--- begin Records ---

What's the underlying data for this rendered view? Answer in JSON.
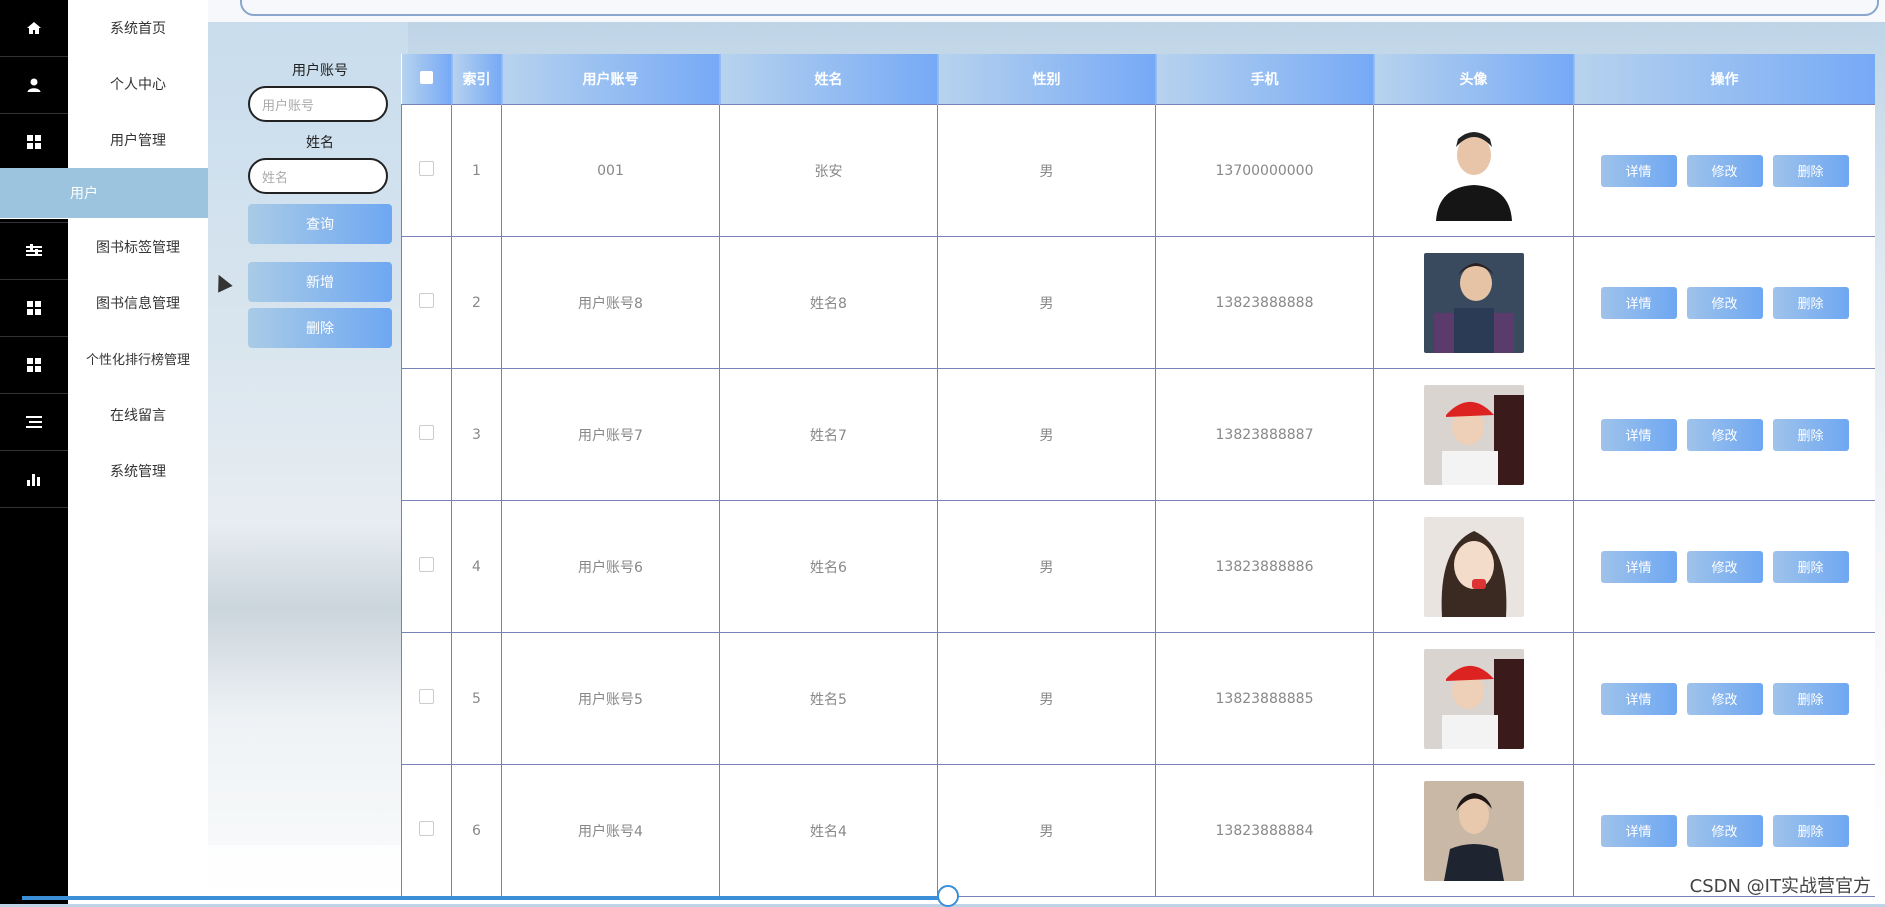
{
  "rail": [
    "home-icon",
    "user-icon",
    "grid-icon",
    "",
    "sliders-icon",
    "grid-icon",
    "grid-icon",
    "list-icon",
    "bar-chart-icon"
  ],
  "menu": [
    {
      "label": "系统首页"
    },
    {
      "label": "个人中心"
    },
    {
      "label": "用户管理"
    },
    {
      "label": "用户",
      "sub": true
    },
    {
      "label": "图书标签管理"
    },
    {
      "label": "图书信息管理"
    },
    {
      "label": "个性化排行榜管理"
    },
    {
      "label": "在线留言"
    },
    {
      "label": "系统管理"
    }
  ],
  "search": {
    "account_label": "用户账号",
    "account_placeholder": "用户账号",
    "name_label": "姓名",
    "name_placeholder": "姓名",
    "query_button": "查询",
    "add_button": "新增",
    "delete_button": "删除"
  },
  "table": {
    "headers": [
      "索引",
      "用户账号",
      "姓名",
      "性别",
      "手机",
      "头像",
      "操作"
    ],
    "rows": [
      {
        "index": "1",
        "account": "001",
        "name": "张安",
        "gender": "男",
        "phone": "13700000000",
        "avatar": "avatar-1"
      },
      {
        "index": "2",
        "account": "用户账号8",
        "name": "姓名8",
        "gender": "男",
        "phone": "13823888888",
        "avatar": "avatar-2"
      },
      {
        "index": "3",
        "account": "用户账号7",
        "name": "姓名7",
        "gender": "男",
        "phone": "13823888887",
        "avatar": "avatar-3"
      },
      {
        "index": "4",
        "account": "用户账号6",
        "name": "姓名6",
        "gender": "男",
        "phone": "13823888886",
        "avatar": "avatar-4"
      },
      {
        "index": "5",
        "account": "用户账号5",
        "name": "姓名5",
        "gender": "男",
        "phone": "13823888885",
        "avatar": "avatar-5"
      },
      {
        "index": "6",
        "account": "用户账号4",
        "name": "姓名4",
        "gender": "男",
        "phone": "13823888884",
        "avatar": "avatar-6"
      }
    ],
    "ops": {
      "detail": "详情",
      "edit": "修改",
      "delete": "删除"
    }
  },
  "watermark": "CSDN @IT实战营官方"
}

--- end Records ---

> [Given instruction]:
Give every line back word for word and leave the pictures out.

> [Correct answer]:
What's the underlying data for this rendered view? Answer in JSON.
{
  "rail": [
    "home-icon",
    "user-icon",
    "grid-icon",
    "",
    "sliders-icon",
    "grid-icon",
    "grid-icon",
    "list-icon",
    "bar-chart-icon"
  ],
  "menu": [
    {
      "label": "系统首页"
    },
    {
      "label": "个人中心"
    },
    {
      "label": "用户管理"
    },
    {
      "label": "用户",
      "sub": true
    },
    {
      "label": "图书标签管理"
    },
    {
      "label": "图书信息管理"
    },
    {
      "label": "个性化排行榜管理"
    },
    {
      "label": "在线留言"
    },
    {
      "label": "系统管理"
    }
  ],
  "search": {
    "account_label": "用户账号",
    "account_placeholder": "用户账号",
    "name_label": "姓名",
    "name_placeholder": "姓名",
    "query_button": "查询",
    "add_button": "新增",
    "delete_button": "删除"
  },
  "table": {
    "headers": [
      "索引",
      "用户账号",
      "姓名",
      "性别",
      "手机",
      "头像",
      "操作"
    ],
    "rows": [
      {
        "index": "1",
        "account": "001",
        "name": "张安",
        "gender": "男",
        "phone": "13700000000",
        "avatar": "avatar-1"
      },
      {
        "index": "2",
        "account": "用户账号8",
        "name": "姓名8",
        "gender": "男",
        "phone": "13823888888",
        "avatar": "avatar-2"
      },
      {
        "index": "3",
        "account": "用户账号7",
        "name": "姓名7",
        "gender": "男",
        "phone": "13823888887",
        "avatar": "avatar-3"
      },
      {
        "index": "4",
        "account": "用户账号6",
        "name": "姓名6",
        "gender": "男",
        "phone": "13823888886",
        "avatar": "avatar-4"
      },
      {
        "index": "5",
        "account": "用户账号5",
        "name": "姓名5",
        "gender": "男",
        "phone": "13823888885",
        "avatar": "avatar-5"
      },
      {
        "index": "6",
        "account": "用户账号4",
        "name": "姓名4",
        "gender": "男",
        "phone": "13823888884",
        "avatar": "avatar-6"
      }
    ],
    "ops": {
      "detail": "详情",
      "edit": "修改",
      "delete": "删除"
    }
  },
  "watermark": "CSDN @IT实战营官方"
}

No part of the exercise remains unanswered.